Records excerpted from a collection
----------------------------------------

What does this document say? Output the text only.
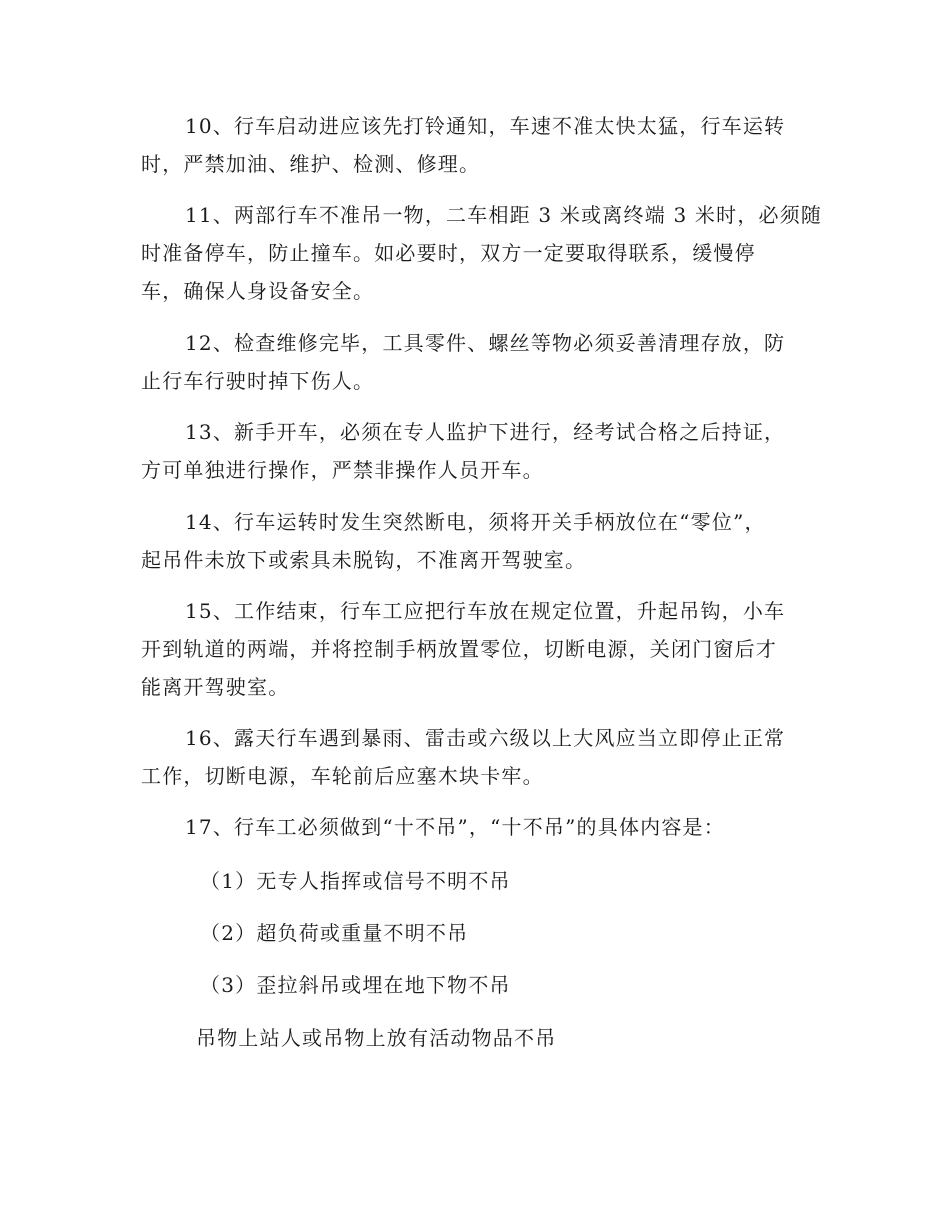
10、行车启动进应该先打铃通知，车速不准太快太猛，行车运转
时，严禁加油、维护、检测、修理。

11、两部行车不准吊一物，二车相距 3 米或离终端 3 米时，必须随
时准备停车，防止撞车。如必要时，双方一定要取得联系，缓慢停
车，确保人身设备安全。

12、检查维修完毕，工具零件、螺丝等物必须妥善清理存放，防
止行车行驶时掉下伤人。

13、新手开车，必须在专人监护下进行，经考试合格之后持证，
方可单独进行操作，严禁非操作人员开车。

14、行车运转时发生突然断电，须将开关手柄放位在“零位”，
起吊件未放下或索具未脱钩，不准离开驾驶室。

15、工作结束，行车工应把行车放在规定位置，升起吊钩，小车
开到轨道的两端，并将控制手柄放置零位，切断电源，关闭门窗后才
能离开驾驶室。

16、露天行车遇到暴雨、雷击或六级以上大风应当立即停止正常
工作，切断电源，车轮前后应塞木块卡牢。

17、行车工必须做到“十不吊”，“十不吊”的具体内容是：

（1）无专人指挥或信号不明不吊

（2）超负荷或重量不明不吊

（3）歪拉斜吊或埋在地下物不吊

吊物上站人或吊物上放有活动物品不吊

----------------------------------------

Reproduce every line of the listing above in which the string "切断电源" appears.

开到轨道的两端，并将控制手柄放置零位，切断电源，关闭门窗后才
工作，切断电源，车轮前后应塞木块卡牢。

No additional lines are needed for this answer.